Required work
Reproduce the records that follow in full, excluding any picture they contain.

Records contained in a dataset
** start **

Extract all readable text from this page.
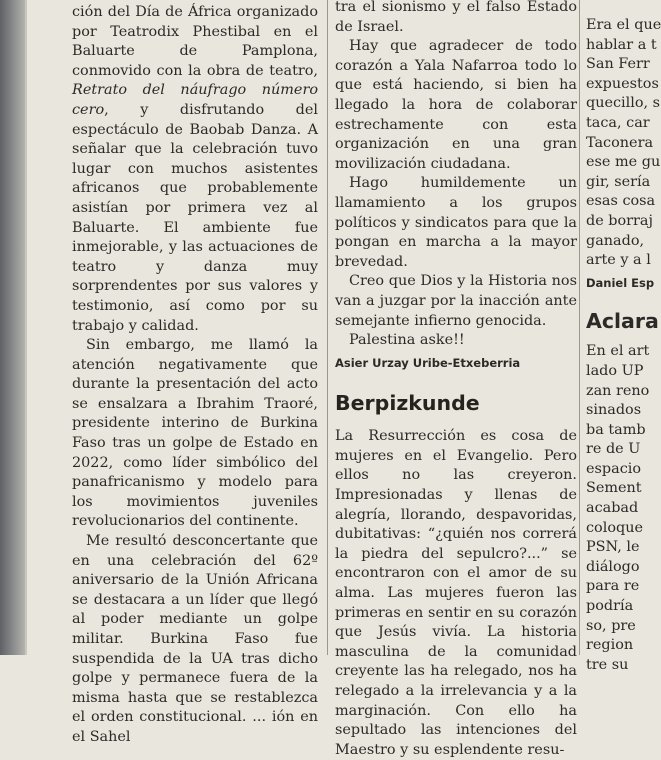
ción del Día de África organizado por Teatrodix Phestibal en el Baluarte de Pamplona, conmovido con la obra de teatro, Retrato del náufrago número cero, y disfrutando del espectáculo de Baobab Danza. A señalar que la celebración tuvo lugar con muchos asistentes africanos que probablemente asistían por primera vez al Baluarte. El ambiente fue inmejorable, y las actuaciones de teatro y danza muy sorprendentes por sus valores y testimonio, así como por su trabajo y calidad.

Sin embargo, me llamó la atención negativamente que durante la presentación del acto se ensalzara a Ibrahim Traoré, presidente interino de Burkina Faso tras un golpe de Estado en 2022, como líder simbólico del panafricanismo y modelo para los movimientos juveniles revolucionarios del continente.

Me resultó desconcertante que en una celebración del 62º aniversario de la Unión Africana se destacara a un líder que llegó al poder mediante un golpe militar. Burkina Faso fue suspendida de la UA tras dicho golpe y permanece fuera de la misma hasta que se restablezca el orden constitucional. ... ión en el Sahel

tra el sionismo y el falso Estado de Israel.

Hay que agradecer de todo corazón a Yala Nafarroa todo lo que está haciendo, si bien ha llegado la hora de colaborar estrechamente con esta organización en una gran movilización ciudadana.

Hago humildemente un llamamiento a los grupos políticos y sindicatos para que la pongan en marcha a la mayor brevedad.

Creo que Dios y la Historia nos van a juzgar por la inacción ante semejante infierno genocida.

Palestina aske!!

Asier Urzay Uribe-Etxeberria
Berpizkunde

La Resurrección es cosa de mujeres en el Evangelio. Pero ellos no las creyeron. Impresionadas y llenas de alegría, llorando, despavoridas, dubitativas: “¿quién nos correrá la piedra del sepulcro?...” se encontraron con el amor de su alma. Las mujeres fueron las primeras en sentir en su corazón que Jesús vivía. La historia masculina de la comunidad creyente las ha relegado, nos ha relegado a la irrelevancia y a la marginación. Con ello ha sepultado las intenciones del Maestro y su esplendente resu-

Era el que
hablar a t
San Ferr
expuestos
quecillo, s
taca, car
Taconera
ese me gu
gir, sería
esas cosa
de borraj
ganado,
arte y a l
Daniel Esp
Aclara
En el art
lado UP
zan reno
sinados
ba tamb
re de U
espacio
Sement
acabad
coloque
PSN, le
diálogo
para re
podría
so, pre
region
tre su
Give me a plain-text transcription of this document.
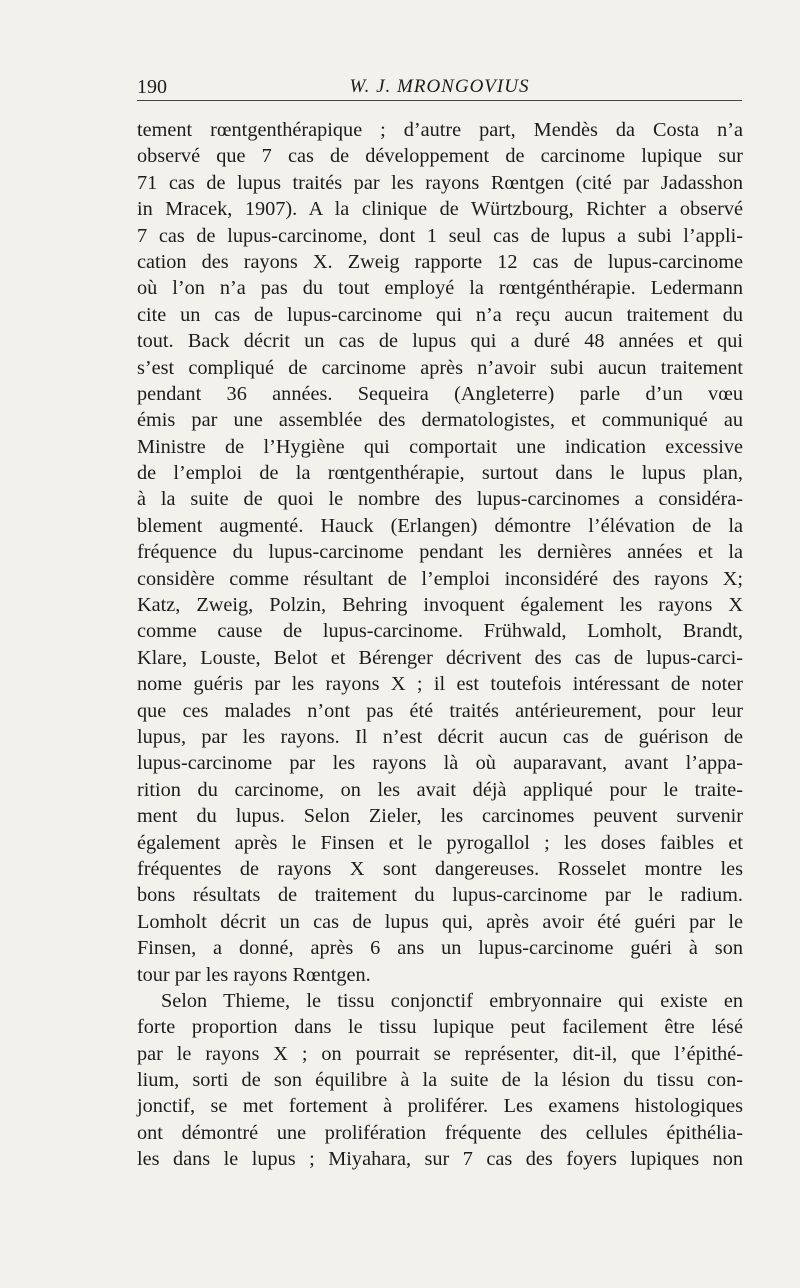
190	W. J. MRONGOVIUS
tement rœntgenthérapique ; d’autre part, Mendès da Costa n’a
observé que 7 cas de développement de carcinome lupique sur
71 cas de lupus traités par les rayons Rœntgen (cité par Jadasshon
in Mracek, 1907). A la clinique de Würtzbourg, Richter a observé
7 cas de lupus-carcinome, dont 1 seul cas de lupus a subi l’appli-
cation des rayons X. Zweig rapporte 12 cas de lupus-carcinome
où l’on n’a pas du tout employé la rœntgénthérapie. Ledermann
cite un cas de lupus-carcinome qui n’a reçu aucun traitement du
tout. Back décrit un cas de lupus qui a duré 48 années et qui
s’est compliqué de carcinome après n’avoir subi aucun traitement
pendant 36 années. Sequeira (Angleterre) parle d’un vœu
émis par une assemblée des dermatologistes, et communiqué au
Ministre de l’Hygiène qui comportait une indication excessive
de l’emploi de la rœntgenthérapie, surtout dans le lupus plan,
à la suite de quoi le nombre des lupus-carcinomes a considéra-
blement augmenté. Hauck (Erlangen) démontre l’élévation de la
fréquence du lupus-carcinome pendant les dernières années et la
considère comme résultant de l’emploi inconsidéré des rayons X;
Katz, Zweig, Polzin, Behring invoquent également les rayons X
comme cause de lupus-carcinome. Frühwald, Lomholt, Brandt,
Klare, Louste, Belot et Bérenger décrivent des cas de lupus-carci-
nome guéris par les rayons X ; il est toutefois intéressant de noter
que ces malades n’ont pas été traités antérieurement, pour leur
lupus, par les rayons. Il n’est décrit aucun cas de guérison de
lupus-carcinome par les rayons là où auparavant, avant l’appa-
rition du carcinome, on les avait déjà appliqué pour le traite-
ment du lupus. Selon Zieler, les carcinomes peuvent survenir
également après le Finsen et le pyrogallol ; les doses faibles et
fréquentes de rayons X sont dangereuses. Rosselet montre les
bons résultats de traitement du lupus-carcinome par le radium.
Lomholt décrit un cas de lupus qui, après avoir été guéri par le
Finsen, a donné, après 6 ans un lupus-carcinome guéri à son
tour par les rayons Rœntgen.
Selon Thieme, le tissu conjonctif embryonnaire qui existe en
forte proportion dans le tissu lupique peut facilement être lésé
par le rayons X ; on pourrait se représenter, dit-il, que l’épithé-
lium, sorti de son équilibre à la suite de la lésion du tissu con-
jonctif, se met fortement à proliférer. Les examens histologiques
ont démontré une prolifération fréquente des cellules épithélia-
les dans le lupus ; Miyahara, sur 7 cas des foyers lupiques non
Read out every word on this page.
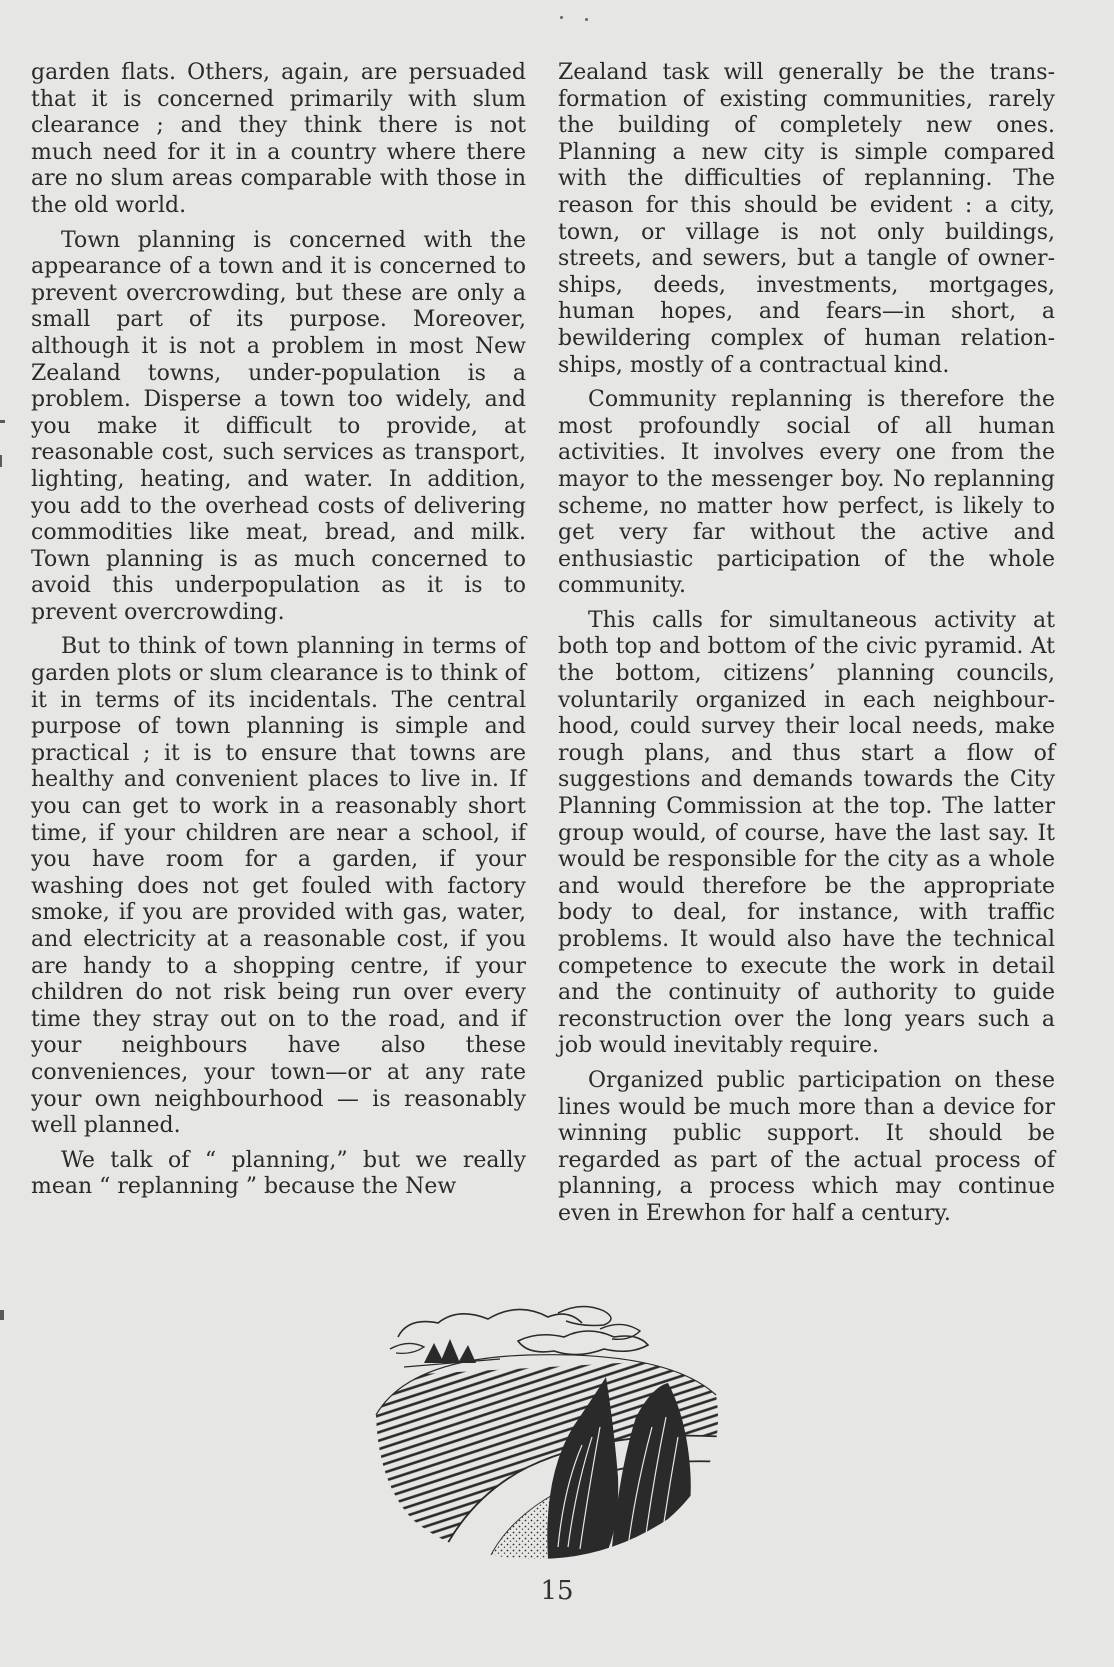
garden flats. Others, again, are persuaded that it is concerned primarily with slum clearance ; and they think there is not much need for it in a country where there are no slum areas comparable with those in the old world.

Town planning is concerned with the appearance of a town and it is concerned to prevent overcrowding, but these are only a small part of its purpose. Moreover, although it is not a problem in most New Zealand towns, under-population is a problem. Disperse a town too widely, and you make it difficult to provide, at reasonable cost, such services as transport, lighting, heating, and water. In addition, you add to the overhead costs of delivering commodities like meat, bread, and milk. Town planning is as much concerned to avoid this underpopulation as it is to prevent overcrowding.

But to think of town planning in terms of garden plots or slum clearance is to think of it in terms of its incidentals. The central purpose of town planning is simple and practical ; it is to ensure that towns are healthy and convenient places to live in. If you can get to work in a reasonably short time, if your children are near a school, if you have room for a garden, if your washing does not get fouled with factory smoke, if you are provided with gas, water, and electricity at a reasonable cost, if you are handy to a shopping centre, if your children do not risk being run over every time they stray out on to the road, and if your neighbours have also these conveniences, your town—or at any rate your own neighbourhood — is reasonably well planned.

We talk of “ planning,” but we really mean “ replanning ” because the New

Zealand task will generally be the transformation of existing communities, rarely the building of completely new ones. Planning a new city is simple compared with the difficulties of replanning. The reason for this should be evident : a city, town, or village is not only buildings, streets, and sewers, but a tangle of ownerships, deeds, investments, mortgages, human hopes, and fears—in short, a bewildering complex of human relationships, mostly of a contractual kind.

Community replanning is therefore the most profoundly social of all human activities. It involves every one from the mayor to the messenger boy. No replanning scheme, no matter how perfect, is likely to get very far without the active and enthusiastic participation of the whole community.

This calls for simultaneous activity at both top and bottom of the civic pyramid. At the bottom, citizens’ planning councils, voluntarily organized in each neighbourhood, could survey their local needs, make rough plans, and thus start a flow of suggestions and demands towards the City Planning Commission at the top. The latter group would, of course, have the last say. It would be responsible for the city as a whole and would therefore be the appropriate body to deal, for instance, with traffic problems. It would also have the technical competence to execute the work in detail and the continuity of authority to guide reconstruction over the long years such a job would inevitably require.

Organized public participation on these lines would be much more than a device for winning public support. It should be regarded as part of the actual process of planning, a process which may continue even in Erewhon for half a century.

15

** end **

Output below
Extract all readable text from this page.
ción del Día de África organizado por Teatrodix Phestibal en el Baluarte de Pamplona, conmovido con la obra de teatro, Retrato del náufrago número cero, y disfrutando del espectáculo de Baobab Danza. A señalar que la celebración tuvo lugar con muchos asistentes africanos que probablemente asistían por primera vez al Baluarte. El ambiente fue inmejorable, y las actuaciones de teatro y danza muy sorprendentes por sus valores y testimonio, así como por su trabajo y calidad.

Sin embargo, me llamó la atención negativamente que durante la presentación del acto se ensalzara a Ibrahim Traoré, presidente interino de Burkina Faso tras un golpe de Estado en 2022, como líder simbólico del panafricanismo y modelo para los movimientos juveniles revolucionarios del continente.

Me resultó desconcertante que en una celebración del 62º aniversario de la Unión Africana se destacara a un líder que llegó al poder mediante un golpe militar. Burkina Faso fue suspendida de la UA tras dicho golpe y permanece fuera de la misma hasta que se restablezca el orden constitucional. ... ión en el Sahel

tra el sionismo y el falso Estado de Israel.

Hay que agradecer de todo corazón a Yala Nafarroa todo lo que está haciendo, si bien ha llegado la hora de colaborar estrechamente con esta organización en una gran movilización ciudadana.

Hago humildemente un llamamiento a los grupos políticos y sindicatos para que la pongan en marcha a la mayor brevedad.

Creo que Dios y la Historia nos van a juzgar por la inacción ante semejante infierno genocida.

Palestina aske!!

Asier Urzay Uribe-Etxeberria
Berpizkunde

La Resurrección es cosa de mujeres en el Evangelio. Pero ellos no las creyeron. Impresionadas y llenas de alegría, llorando, despavoridas, dubitativas: “¿quién nos correrá la piedra del sepulcro?...” se encontraron con el amor de su alma. Las mujeres fueron las primeras en sentir en su corazón que Jesús vivía. La historia masculina de la comunidad creyente las ha relegado, nos ha relegado a la irrelevancia y a la marginación. Con ello ha sepultado las intenciones del Maestro y su esplendente resu-

Era el que
hablar a t
San Ferr
expuestos
quecillo, s
taca, car
Taconera
ese me gu
gir, sería
esas cosa
de borraj
ganado,
arte y a l
Daniel Esp
Aclara
En el art
lado UP
zan reno
sinados
ba tamb
re de U
espacio
Sement
acabad
coloque
PSN, le
diálogo
para re
podría
so, pre
region
tre su
Give me a plain-text transcription of this document.
190	W. J. MRONGOVIUS
tement rœntgenthérapique ; d’autre part, Mendès da Costa n’a
observé que 7 cas de développement de carcinome lupique sur
71 cas de lupus traités par les rayons Rœntgen (cité par Jadasshon
in Mracek, 1907). A la clinique de Würtzbourg, Richter a observé
7 cas de lupus-carcinome, dont 1 seul cas de lupus a subi l’appli-
cation des rayons X. Zweig rapporte 12 cas de lupus-carcinome
où l’on n’a pas du tout employé la rœntgénthérapie. Ledermann
cite un cas de lupus-carcinome qui n’a reçu aucun traitement du
tout. Back décrit un cas de lupus qui a duré 48 années et qui
s’est compliqué de carcinome après n’avoir subi aucun traitement
pendant 36 années. Sequeira (Angleterre) parle d’un vœu
émis par une assemblée des dermatologistes, et communiqué au
Ministre de l’Hygiène qui comportait une indication excessive
de l’emploi de la rœntgenthérapie, surtout dans le lupus plan,
à la suite de quoi le nombre des lupus-carcinomes a considéra-
blement augmenté. Hauck (Erlangen) démontre l’élévation de la
fréquence du lupus-carcinome pendant les dernières années et la
considère comme résultant de l’emploi inconsidéré des rayons X;
Katz, Zweig, Polzin, Behring invoquent également les rayons X
comme cause de lupus-carcinome. Frühwald, Lomholt, Brandt,
Klare, Louste, Belot et Bérenger décrivent des cas de lupus-carci-
nome guéris par les rayons X ; il est toutefois intéressant de noter
que ces malades n’ont pas été traités antérieurement, pour leur
lupus, par les rayons. Il n’est décrit aucun cas de guérison de
lupus-carcinome par les rayons là où auparavant, avant l’appa-
rition du carcinome, on les avait déjà appliqué pour le traite-
ment du lupus. Selon Zieler, les carcinomes peuvent survenir
également après le Finsen et le pyrogallol ; les doses faibles et
fréquentes de rayons X sont dangereuses. Rosselet montre les
bons résultats de traitement du lupus-carcinome par le radium.
Lomholt décrit un cas de lupus qui, après avoir été guéri par le
Finsen, a donné, après 6 ans un lupus-carcinome guéri à son
tour par les rayons Rœntgen.
Selon Thieme, le tissu conjonctif embryonnaire qui existe en
forte proportion dans le tissu lupique peut facilement être lésé
par le rayons X ; on pourrait se représenter, dit-il, que l’épithé-
lium, sorti de son équilibre à la suite de la lésion du tissu con-
jonctif, se met fortement à proliférer. Les examens histologiques
ont démontré une prolifération fréquente des cellules épithélia-
les dans le lupus ; Miyahara, sur 7 cas des foyers lupiques non
Read out every word on this page.
garden flats. Others, again, are persuaded that it is concerned primarily with slum clearance ; and they think there is not much need for it in a country where there are no slum areas comparable with those in the old world.

Town planning is concerned with the appearance of a town and it is concerned to prevent overcrowding, but these are only a small part of its purpose. Moreover, although it is not a problem in most New Zealand towns, under-population is a problem. Disperse a town too widely, and you make it difficult to provide, at reasonable cost, such services as transport, lighting, heating, and water. In addition, you add to the overhead costs of delivering commodities like meat, bread, and milk. Town planning is as much concerned to avoid this underpopulation as it is to prevent overcrowding.

But to think of town planning in terms of garden plots or slum clearance is to think of it in terms of its incidentals. The central purpose of town planning is simple and practical ; it is to ensure that towns are healthy and convenient places to live in. If you can get to work in a reasonably short time, if your children are near a school, if you have room for a garden, if your washing does not get fouled with factory smoke, if you are provided with gas, water, and electricity at a reasonable cost, if you are handy to a shopping centre, if your children do not risk being run over every time they stray out on to the road, and if your neighbours have also these conveniences, your town—or at any rate your own neighbourhood — is reasonably well planned.

We talk of “ planning,” but we really mean “ replanning ” because the New

Zealand task will generally be the transformation of existing communities, rarely the building of completely new ones. Planning a new city is simple compared with the difficulties of replanning. The reason for this should be evident : a city, town, or village is not only buildings, streets, and sewers, but a tangle of ownerships, deeds, investments, mortgages, human hopes, and fears—in short, a bewildering complex of human relationships, mostly of a contractual kind.

Community replanning is therefore the most profoundly social of all human activities. It involves every one from the mayor to the messenger boy. No replanning scheme, no matter how perfect, is likely to get very far without the active and enthusiastic participation of the whole community.

This calls for simultaneous activity at both top and bottom of the civic pyramid. At the bottom, citizens’ planning councils, voluntarily organized in each neighbourhood, could survey their local needs, make rough plans, and thus start a flow of suggestions and demands towards the City Planning Commission at the top. The latter group would, of course, have the last say. It would be responsible for the city as a whole and would therefore be the appropriate body to deal, for instance, with traffic problems. It would also have the technical competence to execute the work in detail and the continuity of authority to guide reconstruction over the long years such a job would inevitably require.

Organized public participation on these lines would be much more than a device for winning public support. It should be regarded as part of the actual process of planning, a process which may continue even in Erewhon for half a century.

15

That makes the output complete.